## WHAT THE TASK ASKS
Wherever a line in the data below holds "Fahrzeuge", copy that line.

-- Begin DATA SUPPLIED --

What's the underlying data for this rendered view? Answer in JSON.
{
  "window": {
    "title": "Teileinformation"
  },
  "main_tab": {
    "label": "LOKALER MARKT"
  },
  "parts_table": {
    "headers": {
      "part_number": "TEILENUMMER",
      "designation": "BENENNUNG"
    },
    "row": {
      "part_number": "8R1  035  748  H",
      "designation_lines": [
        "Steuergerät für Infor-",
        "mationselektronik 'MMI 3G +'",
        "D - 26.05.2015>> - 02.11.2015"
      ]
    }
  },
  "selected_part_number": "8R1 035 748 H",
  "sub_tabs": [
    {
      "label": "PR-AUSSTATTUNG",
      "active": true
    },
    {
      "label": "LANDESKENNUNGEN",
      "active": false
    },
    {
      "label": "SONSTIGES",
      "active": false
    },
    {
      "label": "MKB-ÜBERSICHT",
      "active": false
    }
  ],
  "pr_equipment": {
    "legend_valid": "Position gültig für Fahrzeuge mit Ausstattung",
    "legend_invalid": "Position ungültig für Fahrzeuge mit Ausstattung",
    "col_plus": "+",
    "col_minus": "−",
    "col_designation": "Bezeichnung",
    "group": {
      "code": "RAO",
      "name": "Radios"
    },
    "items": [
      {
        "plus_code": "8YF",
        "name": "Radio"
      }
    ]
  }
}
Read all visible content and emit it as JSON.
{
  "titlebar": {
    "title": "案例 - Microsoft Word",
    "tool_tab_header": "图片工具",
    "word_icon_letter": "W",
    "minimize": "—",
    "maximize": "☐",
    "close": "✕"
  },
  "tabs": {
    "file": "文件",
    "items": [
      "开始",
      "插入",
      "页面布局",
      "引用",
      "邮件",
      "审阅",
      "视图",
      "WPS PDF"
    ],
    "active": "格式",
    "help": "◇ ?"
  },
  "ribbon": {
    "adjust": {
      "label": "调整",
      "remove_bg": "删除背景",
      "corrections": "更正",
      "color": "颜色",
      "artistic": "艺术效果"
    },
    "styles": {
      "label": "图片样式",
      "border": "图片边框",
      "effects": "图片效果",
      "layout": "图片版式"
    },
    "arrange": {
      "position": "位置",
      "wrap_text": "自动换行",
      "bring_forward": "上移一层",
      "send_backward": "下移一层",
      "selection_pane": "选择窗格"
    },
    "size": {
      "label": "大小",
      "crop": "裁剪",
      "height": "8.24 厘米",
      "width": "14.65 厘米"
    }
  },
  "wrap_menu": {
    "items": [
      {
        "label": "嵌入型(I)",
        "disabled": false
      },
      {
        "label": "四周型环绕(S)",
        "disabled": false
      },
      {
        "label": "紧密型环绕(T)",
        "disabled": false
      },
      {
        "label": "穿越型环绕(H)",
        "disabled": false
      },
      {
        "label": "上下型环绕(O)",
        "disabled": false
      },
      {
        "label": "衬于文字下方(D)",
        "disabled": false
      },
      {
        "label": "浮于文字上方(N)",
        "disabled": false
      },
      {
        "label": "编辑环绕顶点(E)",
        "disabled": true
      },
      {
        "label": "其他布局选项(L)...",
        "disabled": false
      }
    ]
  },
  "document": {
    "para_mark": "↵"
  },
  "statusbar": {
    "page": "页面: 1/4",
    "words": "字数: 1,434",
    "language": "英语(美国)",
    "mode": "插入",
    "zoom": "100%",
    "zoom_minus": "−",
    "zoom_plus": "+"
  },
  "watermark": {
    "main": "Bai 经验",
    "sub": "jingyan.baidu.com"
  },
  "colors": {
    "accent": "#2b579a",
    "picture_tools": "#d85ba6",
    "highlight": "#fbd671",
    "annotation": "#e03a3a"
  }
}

-- End DATA SUPPLIED --

## RESPONSE
    "legend_valid": "Position gültig für Fahrzeuge mit Ausstattung",
    "legend_invalid": "Position ungültig für Fahrzeuge mit Ausstattung",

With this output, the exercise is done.